(Dataset rows about figures)
►
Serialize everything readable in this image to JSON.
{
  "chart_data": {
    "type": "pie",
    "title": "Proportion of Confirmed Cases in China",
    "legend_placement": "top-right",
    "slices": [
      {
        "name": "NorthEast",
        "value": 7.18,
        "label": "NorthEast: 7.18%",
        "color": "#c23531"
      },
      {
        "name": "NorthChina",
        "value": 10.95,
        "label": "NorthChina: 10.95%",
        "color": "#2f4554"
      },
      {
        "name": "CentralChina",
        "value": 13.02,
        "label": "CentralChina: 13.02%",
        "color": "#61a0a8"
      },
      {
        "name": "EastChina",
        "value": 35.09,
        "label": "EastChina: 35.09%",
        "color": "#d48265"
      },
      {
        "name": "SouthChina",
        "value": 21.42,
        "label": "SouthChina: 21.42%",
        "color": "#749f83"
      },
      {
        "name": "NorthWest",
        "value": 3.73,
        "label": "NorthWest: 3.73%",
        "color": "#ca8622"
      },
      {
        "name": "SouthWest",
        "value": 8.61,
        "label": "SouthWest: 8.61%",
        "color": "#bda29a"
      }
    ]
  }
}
◄
REQUIRED TASK: Go through the records and print each one exactly.

RESULT OF THE EXERCISE:
Serialize everything readable in this image to JSON.
{
  "chart_data": {
    "type": "pie",
    "title": "Proportion of Confirmed Cases in China",
    "legend_placement": "top-right",
    "slices": [
      {
        "name": "NorthEast",
        "value": 7.18,
        "label": "NorthEast: 7.18%",
        "color": "#c23531"
      },
      {
        "name": "NorthChina",
        "value": 10.95,
        "label": "NorthChina: 10.95%",
        "color": "#2f4554"
      },
      {
        "name": "CentralChina",
        "value": 13.02,
        "label": "CentralChina: 13.02%",
        "color": "#61a0a8"
      },
      {
        "name": "EastChina",
        "value": 35.09,
        "label": "EastChina: 35.09%",
        "color": "#d48265"
      },
      {
        "name": "SouthChina",
        "value": 21.42,
        "label": "SouthChina: 21.42%",
        "color": "#749f83"
      },
      {
        "name": "NorthWest",
        "value": 3.73,
        "label": "NorthWest: 3.73%",
        "color": "#ca8622"
      },
      {
        "name": "SouthWest",
        "value": 8.61,
        "label": "SouthWest: 8.61%",
        "color": "#bda29a"
      }
    ]
  }
}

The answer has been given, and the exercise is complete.